[START OF Material supplied]

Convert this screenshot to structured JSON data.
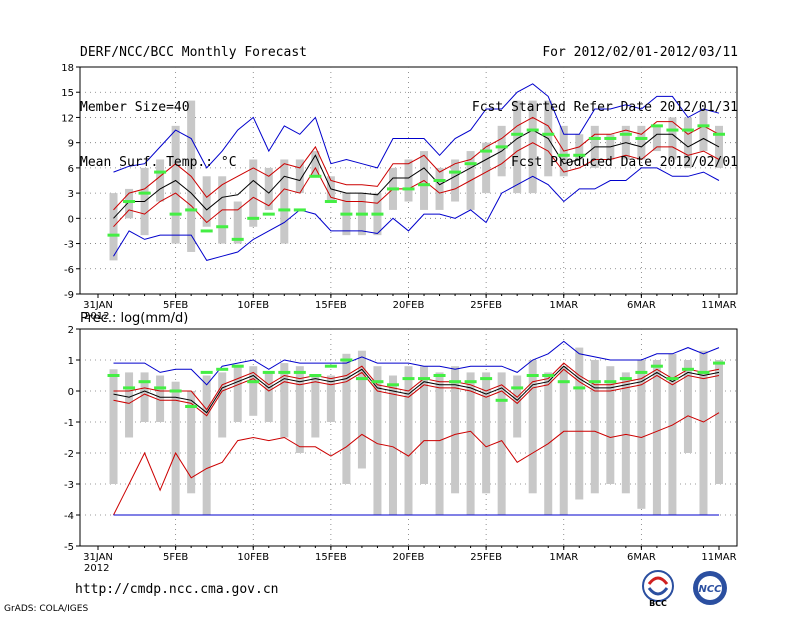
{
  "header": {
    "title": "DERF/NCC/BCC Monthly Forecast",
    "member_size": "Member Size=40",
    "variable": "Mean Surf. Temp.: °C",
    "period": "For 2012/02/01-2012/03/11",
    "started": "Fcst Started Refer Date 2012/01/31",
    "produced": "Fcst Produced Date 2012/02/01"
  },
  "footer": {
    "url": "http://cmdp.ncc.cma.gov.cn",
    "credit": "GrADS: COLA/IGES",
    "logo_left": "BCC",
    "logo_right": "NCC"
  },
  "colors": {
    "bar": "#c8c8c8",
    "hist": "#44ee44",
    "mean": "#000000",
    "spread": "#cc0000",
    "envelope": "#0000cc"
  },
  "chart_data": [
    {
      "type": "line",
      "title": "Mean Surf. Temp.: °C",
      "x": [
        "31JAN",
        "1FEB",
        "2FEB",
        "3FEB",
        "4FEB",
        "5FEB",
        "6FEB",
        "7FEB",
        "8FEB",
        "9FEB",
        "10FEB",
        "11FEB",
        "12FEB",
        "13FEB",
        "14FEB",
        "15FEB",
        "16FEB",
        "17FEB",
        "18FEB",
        "19FEB",
        "20FEB",
        "21FEB",
        "22FEB",
        "23FEB",
        "24FEB",
        "25FEB",
        "26FEB",
        "27FEB",
        "28FEB",
        "29FEB",
        "1MAR",
        "2MAR",
        "3MAR",
        "4MAR",
        "5MAR",
        "6MAR",
        "7MAR",
        "8MAR",
        "9MAR",
        "10MAR",
        "11MAR"
      ],
      "xtick_labels": [
        "31JAN\n2012",
        "5FEB",
        "10FEB",
        "15FEB",
        "20FEB",
        "25FEB",
        "1MAR",
        "6MAR",
        "11MAR"
      ],
      "ylim": [
        -9,
        18
      ],
      "yticks": [
        -9,
        -6,
        -3,
        0,
        3,
        6,
        9,
        12,
        15,
        18
      ],
      "series": [
        {
          "name": "max",
          "color": "#0000cc",
          "values": [
            null,
            5.5,
            6.2,
            6.5,
            8.5,
            10.5,
            9.5,
            6.0,
            8.0,
            10.5,
            12.0,
            8.0,
            11.0,
            10.0,
            12.0,
            6.5,
            7.0,
            6.5,
            6.0,
            9.5,
            9.5,
            9.5,
            7.5,
            9.5,
            10.5,
            13.0,
            13.0,
            15.0,
            16.0,
            14.5,
            10.0,
            10.0,
            13.0,
            13.0,
            13.5,
            13.0,
            14.5,
            14.5,
            12.0,
            13.0,
            12.5
          ]
        },
        {
          "name": "upper",
          "color": "#cc0000",
          "values": [
            null,
            1.0,
            3.0,
            3.5,
            5.0,
            6.5,
            5.0,
            2.5,
            4.0,
            5.0,
            6.0,
            5.0,
            6.5,
            6.0,
            8.5,
            4.5,
            4.0,
            4.0,
            3.8,
            6.5,
            6.5,
            7.5,
            5.5,
            6.5,
            7.0,
            8.5,
            9.5,
            11.0,
            12.0,
            11.0,
            8.0,
            8.5,
            10.0,
            10.0,
            10.5,
            10.0,
            11.5,
            11.5,
            10.0,
            11.0,
            10.0
          ]
        },
        {
          "name": "mean",
          "color": "#000000",
          "values": [
            null,
            0.0,
            2.0,
            2.0,
            3.5,
            4.5,
            3.0,
            1.0,
            2.5,
            2.8,
            4.5,
            3.0,
            5.0,
            4.5,
            7.5,
            3.5,
            3.0,
            3.0,
            2.8,
            4.8,
            4.8,
            6.0,
            4.0,
            5.0,
            6.0,
            7.0,
            8.0,
            9.5,
            10.5,
            9.5,
            6.5,
            7.0,
            8.5,
            8.5,
            9.0,
            8.5,
            10.0,
            10.0,
            8.5,
            9.5,
            8.5
          ]
        },
        {
          "name": "lower",
          "color": "#cc0000",
          "values": [
            null,
            -1.0,
            1.0,
            0.5,
            2.0,
            3.0,
            1.5,
            -0.5,
            1.0,
            1.0,
            2.5,
            1.5,
            3.5,
            3.0,
            6.0,
            2.5,
            2.0,
            2.0,
            1.8,
            3.5,
            3.5,
            4.5,
            3.0,
            3.5,
            4.5,
            5.5,
            6.5,
            8.0,
            9.0,
            8.0,
            5.5,
            6.0,
            7.0,
            7.0,
            7.5,
            7.0,
            8.5,
            8.5,
            7.5,
            8.0,
            7.0
          ]
        },
        {
          "name": "min",
          "color": "#0000cc",
          "values": [
            null,
            -4.5,
            -1.5,
            -2.5,
            -2.0,
            -2.0,
            -2.0,
            -5.0,
            -4.5,
            -4.0,
            -2.5,
            -1.5,
            -0.5,
            1.0,
            0.5,
            -1.5,
            -1.5,
            -1.5,
            -1.8,
            0.0,
            -1.5,
            0.5,
            0.5,
            0.0,
            1.0,
            -0.5,
            3.0,
            4.0,
            5.0,
            4.0,
            2.0,
            3.5,
            3.5,
            4.5,
            4.5,
            6.0,
            6.0,
            5.0,
            5.0,
            5.5,
            4.5
          ]
        }
      ],
      "bars": [
        null,
        [
          -5,
          3
        ],
        [
          0,
          3.5
        ],
        [
          -2,
          6
        ],
        [
          2,
          7
        ],
        [
          -3,
          11
        ],
        [
          -4,
          14
        ],
        [
          -1,
          5
        ],
        [
          -3,
          5
        ],
        [
          -3,
          2
        ],
        [
          -1,
          7
        ],
        [
          1,
          6
        ],
        [
          -3,
          7
        ],
        [
          3,
          7
        ],
        [
          5,
          8
        ],
        [
          2,
          5
        ],
        [
          -2,
          3
        ],
        [
          -2,
          3
        ],
        [
          -2,
          3
        ],
        [
          1,
          6
        ],
        [
          2,
          7
        ],
        [
          1,
          8
        ],
        [
          1,
          6
        ],
        [
          2,
          7
        ],
        [
          1,
          8
        ],
        [
          3,
          9
        ],
        [
          5,
          11
        ],
        [
          3,
          14
        ],
        [
          3,
          14
        ],
        [
          5,
          14
        ],
        [
          5,
          11
        ],
        [
          7,
          10
        ],
        [
          6,
          11
        ],
        [
          7,
          10
        ],
        [
          7,
          11
        ],
        [
          7,
          11
        ],
        [
          8,
          11
        ],
        [
          7,
          12
        ],
        [
          6,
          12
        ],
        [
          8,
          13
        ],
        [
          6,
          11
        ]
      ],
      "hist_marks": [
        null,
        -2.0,
        2.0,
        3.0,
        5.5,
        0.5,
        1.0,
        -1.5,
        -1.0,
        -2.5,
        0.0,
        0.5,
        1.0,
        1.0,
        5.0,
        2.0,
        0.5,
        0.5,
        0.5,
        3.5,
        3.5,
        4.0,
        4.5,
        5.5,
        6.5,
        8.0,
        8.5,
        10.0,
        10.5,
        10.0,
        7.5,
        7.5,
        9.5,
        9.5,
        10.0,
        9.5,
        11.0,
        10.5,
        10.5,
        11.0,
        10.0
      ]
    },
    {
      "type": "line",
      "title": "Prec.: log(mm/d)",
      "x": [
        "31JAN",
        "1FEB",
        "2FEB",
        "3FEB",
        "4FEB",
        "5FEB",
        "6FEB",
        "7FEB",
        "8FEB",
        "9FEB",
        "10FEB",
        "11FEB",
        "12FEB",
        "13FEB",
        "14FEB",
        "15FEB",
        "16FEB",
        "17FEB",
        "18FEB",
        "19FEB",
        "20FEB",
        "21FEB",
        "22FEB",
        "23FEB",
        "24FEB",
        "25FEB",
        "26FEB",
        "27FEB",
        "28FEB",
        "29FEB",
        "1MAR",
        "2MAR",
        "3MAR",
        "4MAR",
        "5MAR",
        "6MAR",
        "7MAR",
        "8MAR",
        "9MAR",
        "10MAR",
        "11MAR"
      ],
      "xtick_labels": [
        "31JAN\n2012",
        "5FEB",
        "10FEB",
        "15FEB",
        "20FEB",
        "25FEB",
        "1MAR",
        "6MAR",
        "11MAR"
      ],
      "ylim": [
        -5,
        2
      ],
      "yticks": [
        -5,
        -4,
        -3,
        -2,
        -1,
        0,
        1,
        2
      ],
      "series": [
        {
          "name": "max",
          "color": "#0000cc",
          "values": [
            null,
            0.9,
            0.9,
            0.9,
            0.6,
            0.7,
            0.7,
            0.2,
            0.8,
            0.9,
            1.0,
            0.7,
            1.0,
            0.9,
            0.9,
            0.9,
            0.9,
            1.1,
            0.9,
            0.9,
            0.9,
            0.8,
            0.8,
            0.7,
            0.8,
            0.8,
            0.8,
            0.6,
            1.0,
            1.2,
            1.6,
            1.2,
            1.1,
            1.0,
            1.0,
            1.0,
            1.2,
            1.2,
            1.4,
            1.2,
            1.4
          ]
        },
        {
          "name": "upper",
          "color": "#cc0000",
          "values": [
            null,
            0.0,
            0.0,
            0.1,
            0.0,
            0.0,
            0.0,
            -0.6,
            0.2,
            0.4,
            0.6,
            0.2,
            0.5,
            0.4,
            0.5,
            0.4,
            0.5,
            0.8,
            0.2,
            0.1,
            0.0,
            0.4,
            0.3,
            0.3,
            0.2,
            0.0,
            0.2,
            -0.2,
            0.3,
            0.4,
            0.9,
            0.5,
            0.2,
            0.2,
            0.3,
            0.4,
            0.7,
            0.4,
            0.7,
            0.6,
            0.7
          ]
        },
        {
          "name": "mean",
          "color": "#000000",
          "values": [
            null,
            -0.1,
            -0.2,
            0.0,
            -0.2,
            -0.2,
            -0.3,
            -0.7,
            0.1,
            0.3,
            0.5,
            0.1,
            0.4,
            0.3,
            0.4,
            0.3,
            0.4,
            0.7,
            0.1,
            0.0,
            -0.1,
            0.3,
            0.2,
            0.2,
            0.1,
            -0.1,
            0.1,
            -0.3,
            0.2,
            0.3,
            0.8,
            0.4,
            0.1,
            0.1,
            0.2,
            0.3,
            0.6,
            0.3,
            0.6,
            0.5,
            0.6
          ]
        },
        {
          "name": "lower",
          "color": "#cc0000",
          "values": [
            null,
            -0.3,
            -0.4,
            -0.1,
            -0.3,
            -0.3,
            -0.4,
            -0.8,
            0.0,
            0.2,
            0.4,
            0.0,
            0.3,
            0.2,
            0.3,
            0.2,
            0.3,
            0.6,
            0.0,
            -0.1,
            -0.2,
            0.2,
            0.1,
            0.1,
            0.0,
            -0.2,
            0.0,
            -0.4,
            0.1,
            0.2,
            0.7,
            0.3,
            0.0,
            0.0,
            0.1,
            0.2,
            0.5,
            0.2,
            0.5,
            0.4,
            0.5
          ]
        },
        {
          "name": "min",
          "color": "#cc0000",
          "values": [
            null,
            -4.0,
            -3.0,
            -2.0,
            -3.2,
            -2.0,
            -2.8,
            -2.5,
            -2.3,
            -1.6,
            -1.5,
            -1.6,
            -1.5,
            -1.8,
            -1.8,
            -2.1,
            -1.8,
            -1.4,
            -1.7,
            -1.8,
            -2.1,
            -1.6,
            -1.6,
            -1.4,
            -1.3,
            -1.8,
            -1.6,
            -2.3,
            -2.0,
            -1.7,
            -1.3,
            -1.3,
            -1.3,
            -1.5,
            -1.4,
            -1.5,
            -1.3,
            -1.1,
            -0.8,
            -1.0,
            -0.7
          ]
        },
        {
          "name": "floor",
          "color": "#0000cc",
          "values": [
            null,
            -4.0,
            -4.0,
            -4.0,
            -4.0,
            -4.0,
            -4.0,
            -4.0,
            -4.0,
            -4.0,
            -4.0,
            -4.0,
            -4.0,
            -4.0,
            -4.0,
            -4.0,
            -4.0,
            -4.0,
            -4.0,
            -4.0,
            -4.0,
            -4.0,
            -4.0,
            -4.0,
            -4.0,
            -4.0,
            -4.0,
            -4.0,
            -4.0,
            -4.0,
            -4.0,
            -4.0,
            -4.0,
            -4.0,
            -4.0,
            -4.0,
            -4.0,
            -4.0,
            -4.0,
            -4.0,
            -4.0
          ]
        }
      ],
      "bars": [
        null,
        [
          -3,
          0.7
        ],
        [
          -1.5,
          0.6
        ],
        [
          -1,
          0.6
        ],
        [
          -1,
          0.5
        ],
        [
          -4,
          0.3
        ],
        [
          -3.3,
          0
        ],
        [
          -4,
          0.5
        ],
        [
          -1.5,
          0.6
        ],
        [
          -1,
          0.8
        ],
        [
          -0.8,
          0.8
        ],
        [
          -1,
          0.6
        ],
        [
          -1.5,
          0.9
        ],
        [
          -2,
          0.8
        ],
        [
          -1.5,
          0.5
        ],
        [
          -1,
          0.5
        ],
        [
          -3,
          1.2
        ],
        [
          -2.5,
          1.3
        ],
        [
          -4,
          0.8
        ],
        [
          -4,
          0.5
        ],
        [
          -4,
          0.8
        ],
        [
          -3,
          0.8
        ],
        [
          -4,
          0.6
        ],
        [
          -3.3,
          0.8
        ],
        [
          -4,
          0.6
        ],
        [
          -3.3,
          0.6
        ],
        [
          -4,
          0.6
        ],
        [
          -1.5,
          0.5
        ],
        [
          -3.3,
          1.0
        ],
        [
          -4,
          0.6
        ],
        [
          -4,
          0.8
        ],
        [
          -3.5,
          1.4
        ],
        [
          -3.3,
          1.0
        ],
        [
          -3,
          0.8
        ],
        [
          -3.3,
          0.6
        ],
        [
          -3.8,
          1.0
        ],
        [
          -4,
          1.0
        ],
        [
          -4,
          1.2
        ],
        [
          -2,
          1.0
        ],
        [
          -4,
          1.3
        ],
        [
          -3,
          1.0
        ]
      ],
      "hist_marks": [
        null,
        0.5,
        0.1,
        0.3,
        0.1,
        0.0,
        -0.5,
        0.6,
        0.7,
        0.8,
        0.3,
        0.6,
        0.6,
        0.6,
        0.5,
        0.8,
        1.0,
        0.4,
        0.3,
        0.2,
        0.4,
        0.4,
        0.5,
        0.3,
        0.3,
        0.4,
        -0.3,
        0.1,
        0.5,
        0.5,
        0.3,
        0.1,
        0.3,
        0.3,
        0.4,
        0.6,
        0.8,
        0.4,
        0.7,
        0.6,
        0.9
      ]
    }
  ]
}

[END OF Material supplied]

Stated problem ->
Tally how many lines of the material contain the word "Date". The answer must be the number and nothing else.

Task response ->
2